## start

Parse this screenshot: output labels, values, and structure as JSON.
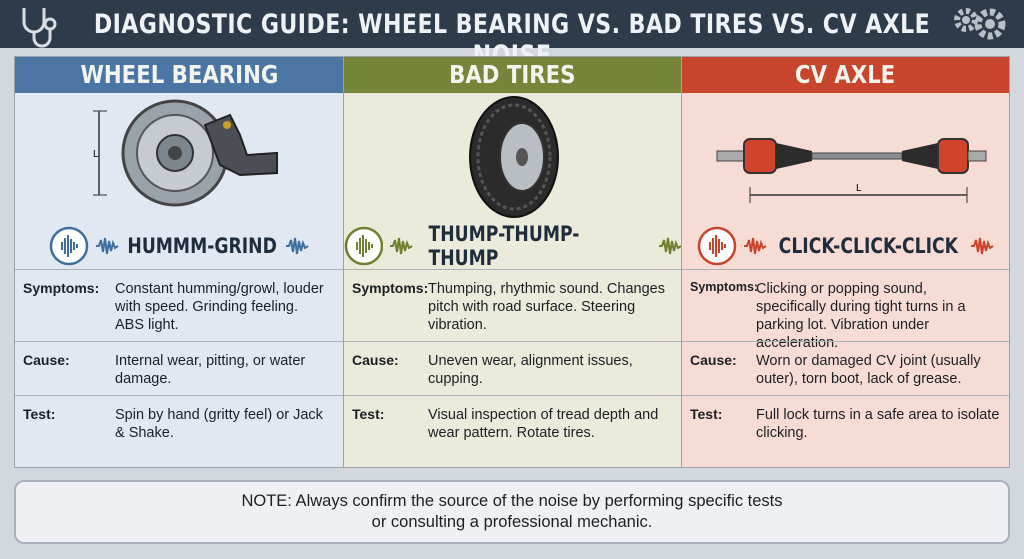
{
  "header": {
    "title": "DIAGNOSTIC GUIDE: WHEEL BEARING VS. BAD TIRES VS. CV AXLE NOISE"
  },
  "columns": [
    {
      "title": "WHEEL BEARING",
      "dimension_label": "L",
      "sound": "HUMMM-GRIND",
      "rows": [
        {
          "label": "Symptoms:",
          "text": "Constant humming/growl, louder with speed. Grinding feeling. ABS light."
        },
        {
          "label": "Cause:",
          "text": "Internal wear, pitting, or water damage."
        },
        {
          "label": "Test:",
          "text": "Spin by hand (gritty feel) or Jack & Shake."
        }
      ]
    },
    {
      "title": "BAD TIRES",
      "sound": "THUMP-THUMP-THUMP",
      "rows": [
        {
          "label": "Symptoms:",
          "text": "Thumping, rhythmic sound. Changes pitch with road surface. Steering vibration."
        },
        {
          "label": "Cause:",
          "text": "Uneven wear, alignment issues, cupping."
        },
        {
          "label": "Test:",
          "text": "Visual inspection of tread depth and wear pattern. Rotate tires."
        }
      ]
    },
    {
      "title": "CV AXLE",
      "dimension_label": "L",
      "sound": "CLICK-CLICK-CLICK",
      "rows": [
        {
          "label": "Symptoms:",
          "text": "Clicking or popping sound, specifically during tight turns in a parking lot. Vibration under acceleration."
        },
        {
          "label": "Cause:",
          "text": "Worn or damaged CV joint (usually outer), torn boot, lack of grease."
        },
        {
          "label": "Test:",
          "text": "Full lock turns in a safe area to isolate clicking."
        }
      ]
    }
  ],
  "note": {
    "text": "NOTE: Always confirm the source of the noise by performing specific tests or consulting a professional mechanic."
  }
}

## end

* _Task statement_: Quote the records above exactly, leaving out any pictures.

* _Solution for this task_:
Parse this screenshot: output labels, values, and structure as JSON.
{
  "header": {
    "title": "DIAGNOSTIC GUIDE: WHEEL BEARING VS. BAD TIRES VS. CV AXLE NOISE"
  },
  "columns": [
    {
      "title": "WHEEL BEARING",
      "dimension_label": "L",
      "sound": "HUMMM-GRIND",
      "rows": [
        {
          "label": "Symptoms:",
          "text": "Constant humming/growl, louder with speed. Grinding feeling. ABS light."
        },
        {
          "label": "Cause:",
          "text": "Internal wear, pitting, or water damage."
        },
        {
          "label": "Test:",
          "text": "Spin by hand (gritty feel) or Jack & Shake."
        }
      ]
    },
    {
      "title": "BAD TIRES",
      "sound": "THUMP-THUMP-THUMP",
      "rows": [
        {
          "label": "Symptoms:",
          "text": "Thumping, rhythmic sound. Changes pitch with road surface. Steering vibration."
        },
        {
          "label": "Cause:",
          "text": "Uneven wear, alignment issues, cupping."
        },
        {
          "label": "Test:",
          "text": "Visual inspection of tread depth and wear pattern. Rotate tires."
        }
      ]
    },
    {
      "title": "CV AXLE",
      "dimension_label": "L",
      "sound": "CLICK-CLICK-CLICK",
      "rows": [
        {
          "label": "Symptoms:",
          "text": "Clicking or popping sound, specifically during tight turns in a parking lot. Vibration under acceleration."
        },
        {
          "label": "Cause:",
          "text": "Worn or damaged CV joint (usually outer), torn boot, lack of grease."
        },
        {
          "label": "Test:",
          "text": "Full lock turns in a safe area to isolate clicking."
        }
      ]
    }
  ],
  "note": {
    "text": "NOTE: Always confirm the source of the noise by performing specific tests or consulting a professional mechanic."
  }
}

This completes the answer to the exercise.